» **Supplied information**:

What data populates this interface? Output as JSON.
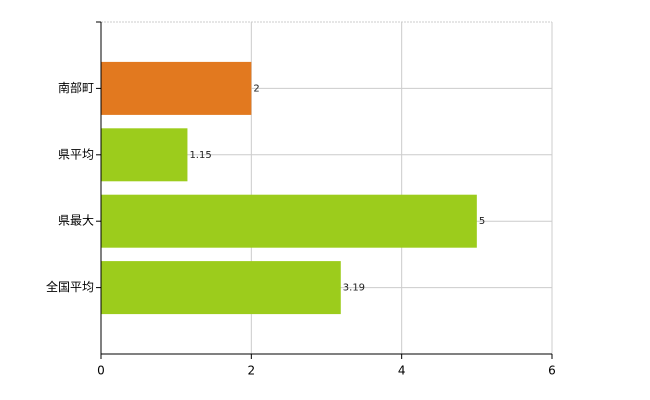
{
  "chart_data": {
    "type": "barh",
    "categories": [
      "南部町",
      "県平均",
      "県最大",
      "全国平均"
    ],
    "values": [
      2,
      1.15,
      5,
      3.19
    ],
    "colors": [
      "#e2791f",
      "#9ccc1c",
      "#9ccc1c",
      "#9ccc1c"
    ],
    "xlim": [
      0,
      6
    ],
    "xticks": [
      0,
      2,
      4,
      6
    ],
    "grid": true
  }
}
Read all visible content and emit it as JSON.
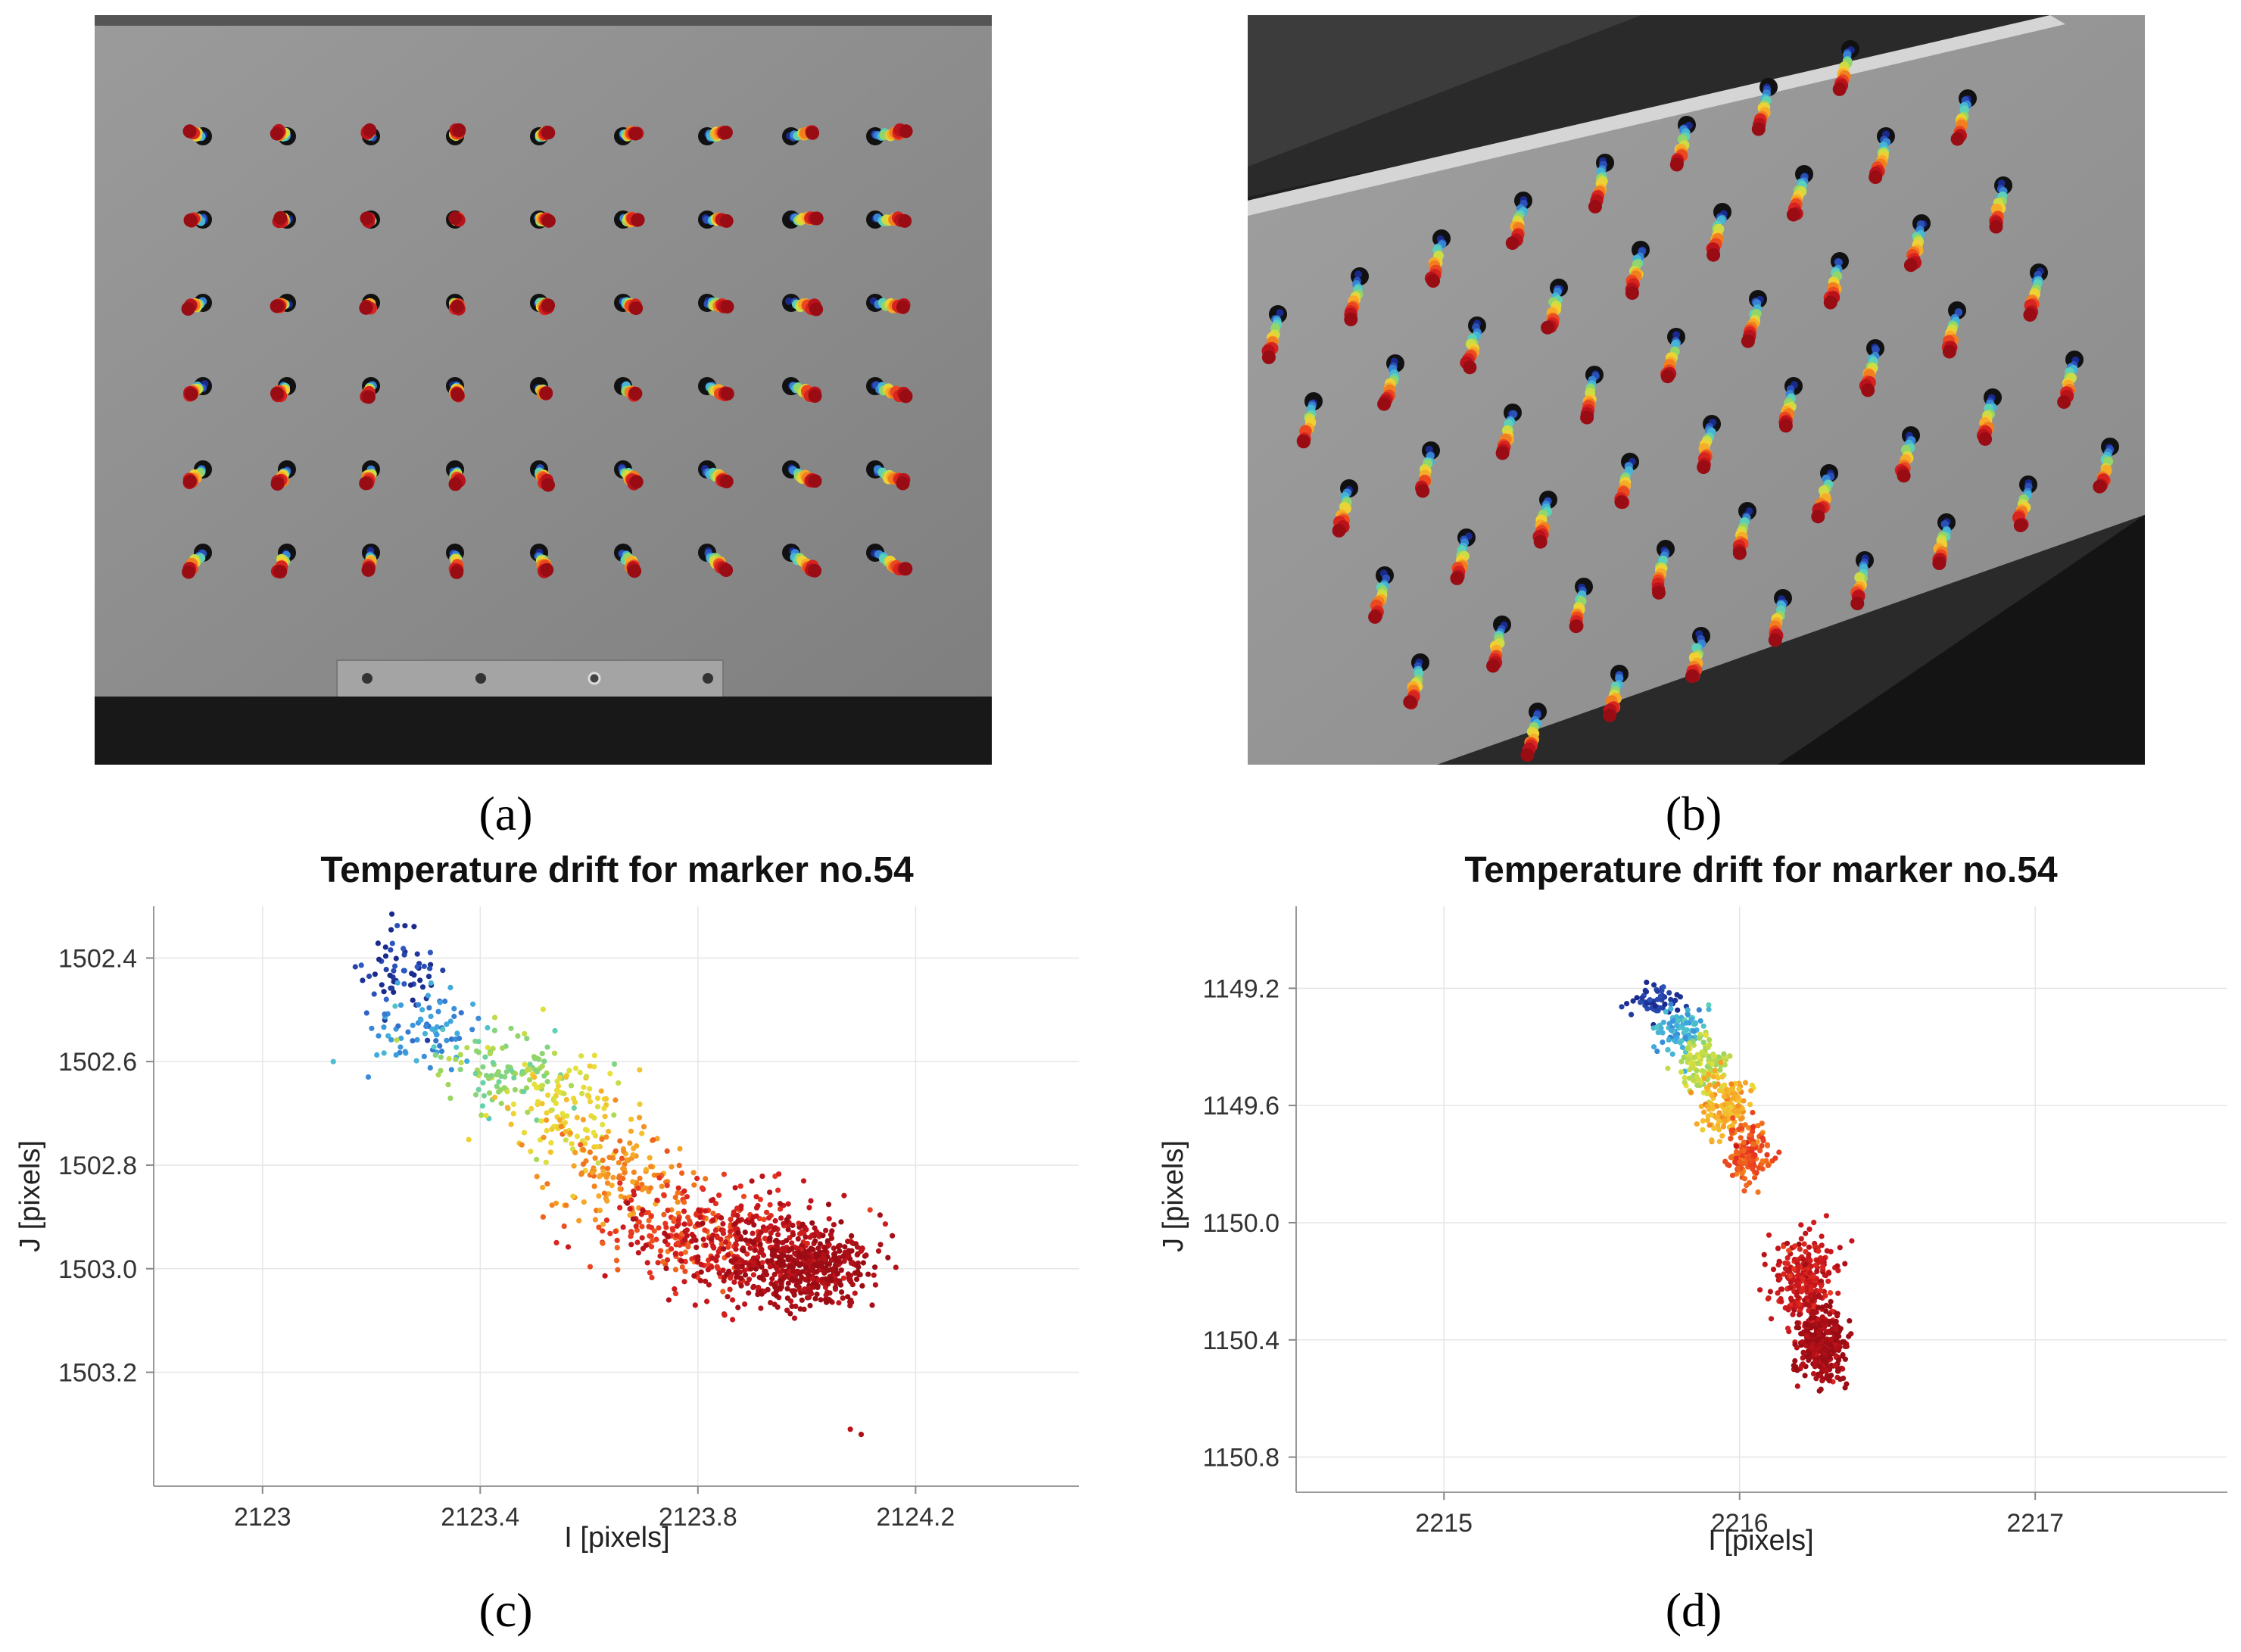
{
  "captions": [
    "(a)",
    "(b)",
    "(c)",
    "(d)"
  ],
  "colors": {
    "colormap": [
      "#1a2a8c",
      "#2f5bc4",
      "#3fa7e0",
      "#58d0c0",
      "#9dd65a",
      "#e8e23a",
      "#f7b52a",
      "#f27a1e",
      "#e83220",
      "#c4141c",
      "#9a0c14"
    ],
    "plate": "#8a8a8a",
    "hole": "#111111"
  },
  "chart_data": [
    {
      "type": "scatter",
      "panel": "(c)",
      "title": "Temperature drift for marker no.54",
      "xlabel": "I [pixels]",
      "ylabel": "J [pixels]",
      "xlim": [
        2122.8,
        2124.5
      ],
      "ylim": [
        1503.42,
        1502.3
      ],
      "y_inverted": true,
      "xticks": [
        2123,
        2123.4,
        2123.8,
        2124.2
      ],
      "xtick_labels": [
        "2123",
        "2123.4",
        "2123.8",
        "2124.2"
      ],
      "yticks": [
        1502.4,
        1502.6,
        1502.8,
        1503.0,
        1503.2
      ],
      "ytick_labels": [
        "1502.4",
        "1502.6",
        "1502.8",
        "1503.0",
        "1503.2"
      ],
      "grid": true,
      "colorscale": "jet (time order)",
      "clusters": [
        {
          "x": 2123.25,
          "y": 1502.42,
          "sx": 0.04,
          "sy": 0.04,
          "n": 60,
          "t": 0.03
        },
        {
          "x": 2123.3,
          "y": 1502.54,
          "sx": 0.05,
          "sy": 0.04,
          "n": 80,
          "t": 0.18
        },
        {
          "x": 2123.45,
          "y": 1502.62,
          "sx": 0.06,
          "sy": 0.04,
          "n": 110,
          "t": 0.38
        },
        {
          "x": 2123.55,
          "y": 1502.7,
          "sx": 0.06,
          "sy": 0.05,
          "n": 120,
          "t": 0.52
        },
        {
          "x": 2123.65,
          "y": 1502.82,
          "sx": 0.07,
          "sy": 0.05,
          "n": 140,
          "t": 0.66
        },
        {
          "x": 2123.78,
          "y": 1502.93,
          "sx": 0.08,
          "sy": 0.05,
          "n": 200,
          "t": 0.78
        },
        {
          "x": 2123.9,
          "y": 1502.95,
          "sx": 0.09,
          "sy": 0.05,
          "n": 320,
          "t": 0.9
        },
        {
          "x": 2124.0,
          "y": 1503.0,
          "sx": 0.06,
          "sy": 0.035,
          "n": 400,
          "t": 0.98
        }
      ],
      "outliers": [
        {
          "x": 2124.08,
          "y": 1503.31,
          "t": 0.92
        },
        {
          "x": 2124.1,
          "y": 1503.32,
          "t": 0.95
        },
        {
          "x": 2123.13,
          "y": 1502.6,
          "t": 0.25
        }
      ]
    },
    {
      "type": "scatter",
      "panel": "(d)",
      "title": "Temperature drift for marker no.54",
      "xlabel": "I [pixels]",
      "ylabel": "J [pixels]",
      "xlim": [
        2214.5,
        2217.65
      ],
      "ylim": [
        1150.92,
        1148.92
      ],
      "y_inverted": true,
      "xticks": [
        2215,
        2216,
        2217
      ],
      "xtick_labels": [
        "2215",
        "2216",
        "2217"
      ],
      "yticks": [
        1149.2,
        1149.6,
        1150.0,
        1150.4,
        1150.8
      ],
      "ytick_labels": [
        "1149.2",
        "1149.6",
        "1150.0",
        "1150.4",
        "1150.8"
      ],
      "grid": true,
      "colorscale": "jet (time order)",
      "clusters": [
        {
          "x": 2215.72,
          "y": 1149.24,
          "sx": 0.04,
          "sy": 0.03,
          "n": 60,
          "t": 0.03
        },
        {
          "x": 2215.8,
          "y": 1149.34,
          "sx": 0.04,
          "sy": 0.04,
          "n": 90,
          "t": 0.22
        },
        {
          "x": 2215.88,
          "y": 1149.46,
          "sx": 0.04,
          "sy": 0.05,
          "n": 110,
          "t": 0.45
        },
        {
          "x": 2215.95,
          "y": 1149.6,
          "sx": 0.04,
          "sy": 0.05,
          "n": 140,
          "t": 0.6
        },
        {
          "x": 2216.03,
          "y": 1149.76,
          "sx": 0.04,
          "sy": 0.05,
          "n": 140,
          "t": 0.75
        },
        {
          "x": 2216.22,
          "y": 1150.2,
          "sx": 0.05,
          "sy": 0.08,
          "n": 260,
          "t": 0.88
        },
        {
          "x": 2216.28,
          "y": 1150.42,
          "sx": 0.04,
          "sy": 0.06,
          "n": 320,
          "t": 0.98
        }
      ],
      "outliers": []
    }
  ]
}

» **Aim**: The records above are to be restated exactly, without their pictures.

» **Task solution**:
What data populates this interface? Output as JSON.
{
  "chart_data": {
    "type": "barh",
    "categories": [
      "南部町",
      "県平均",
      "県最大",
      "全国平均"
    ],
    "values": [
      2,
      1.15,
      5,
      3.19
    ],
    "colors": [
      "#e2791f",
      "#9ccc1c",
      "#9ccc1c",
      "#9ccc1c"
    ],
    "xlim": [
      0,
      6
    ],
    "xticks": [
      0,
      2,
      4,
      6
    ],
    "grid": true
  }
}
Read all visible content and emit it as JSON.
{
  "captions": [
    "(a)",
    "(b)",
    "(c)",
    "(d)"
  ],
  "colors": {
    "colormap": [
      "#1a2a8c",
      "#2f5bc4",
      "#3fa7e0",
      "#58d0c0",
      "#9dd65a",
      "#e8e23a",
      "#f7b52a",
      "#f27a1e",
      "#e83220",
      "#c4141c",
      "#9a0c14"
    ],
    "plate": "#8a8a8a",
    "hole": "#111111"
  },
  "chart_data": [
    {
      "type": "scatter",
      "panel": "(c)",
      "title": "Temperature drift for marker no.54",
      "xlabel": "I [pixels]",
      "ylabel": "J [pixels]",
      "xlim": [
        2122.8,
        2124.5
      ],
      "ylim": [
        1503.42,
        1502.3
      ],
      "y_inverted": true,
      "xticks": [
        2123,
        2123.4,
        2123.8,
        2124.2
      ],
      "xtick_labels": [
        "2123",
        "2123.4",
        "2123.8",
        "2124.2"
      ],
      "yticks": [
        1502.4,
        1502.6,
        1502.8,
        1503.0,
        1503.2
      ],
      "ytick_labels": [
        "1502.4",
        "1502.6",
        "1502.8",
        "1503.0",
        "1503.2"
      ],
      "grid": true,
      "colorscale": "jet (time order)",
      "clusters": [
        {
          "x": 2123.25,
          "y": 1502.42,
          "sx": 0.04,
          "sy": 0.04,
          "n": 60,
          "t": 0.03
        },
        {
          "x": 2123.3,
          "y": 1502.54,
          "sx": 0.05,
          "sy": 0.04,
          "n": 80,
          "t": 0.18
        },
        {
          "x": 2123.45,
          "y": 1502.62,
          "sx": 0.06,
          "sy": 0.04,
          "n": 110,
          "t": 0.38
        },
        {
          "x": 2123.55,
          "y": 1502.7,
          "sx": 0.06,
          "sy": 0.05,
          "n": 120,
          "t": 0.52
        },
        {
          "x": 2123.65,
          "y": 1502.82,
          "sx": 0.07,
          "sy": 0.05,
          "n": 140,
          "t": 0.66
        },
        {
          "x": 2123.78,
          "y": 1502.93,
          "sx": 0.08,
          "sy": 0.05,
          "n": 200,
          "t": 0.78
        },
        {
          "x": 2123.9,
          "y": 1502.95,
          "sx": 0.09,
          "sy": 0.05,
          "n": 320,
          "t": 0.9
        },
        {
          "x": 2124.0,
          "y": 1503.0,
          "sx": 0.06,
          "sy": 0.035,
          "n": 400,
          "t": 0.98
        }
      ],
      "outliers": [
        {
          "x": 2124.08,
          "y": 1503.31,
          "t": 0.92
        },
        {
          "x": 2124.1,
          "y": 1503.32,
          "t": 0.95
        },
        {
          "x": 2123.13,
          "y": 1502.6,
          "t": 0.25
        }
      ]
    },
    {
      "type": "scatter",
      "panel": "(d)",
      "title": "Temperature drift for marker no.54",
      "xlabel": "I [pixels]",
      "ylabel": "J [pixels]",
      "xlim": [
        2214.5,
        2217.65
      ],
      "ylim": [
        1150.92,
        1148.92
      ],
      "y_inverted": true,
      "xticks": [
        2215,
        2216,
        2217
      ],
      "xtick_labels": [
        "2215",
        "2216",
        "2217"
      ],
      "yticks": [
        1149.2,
        1149.6,
        1150.0,
        1150.4,
        1150.8
      ],
      "ytick_labels": [
        "1149.2",
        "1149.6",
        "1150.0",
        "1150.4",
        "1150.8"
      ],
      "grid": true,
      "colorscale": "jet (time order)",
      "clusters": [
        {
          "x": 2215.72,
          "y": 1149.24,
          "sx": 0.04,
          "sy": 0.03,
          "n": 60,
          "t": 0.03
        },
        {
          "x": 2215.8,
          "y": 1149.34,
          "sx": 0.04,
          "sy": 0.04,
          "n": 90,
          "t": 0.22
        },
        {
          "x": 2215.88,
          "y": 1149.46,
          "sx": 0.04,
          "sy": 0.05,
          "n": 110,
          "t": 0.45
        },
        {
          "x": 2215.95,
          "y": 1149.6,
          "sx": 0.04,
          "sy": 0.05,
          "n": 140,
          "t": 0.6
        },
        {
          "x": 2216.03,
          "y": 1149.76,
          "sx": 0.04,
          "sy": 0.05,
          "n": 140,
          "t": 0.75
        },
        {
          "x": 2216.22,
          "y": 1150.2,
          "sx": 0.05,
          "sy": 0.08,
          "n": 260,
          "t": 0.88
        },
        {
          "x": 2216.28,
          "y": 1150.42,
          "sx": 0.04,
          "sy": 0.06,
          "n": 320,
          "t": 0.98
        }
      ],
      "outliers": []
    }
  ]
}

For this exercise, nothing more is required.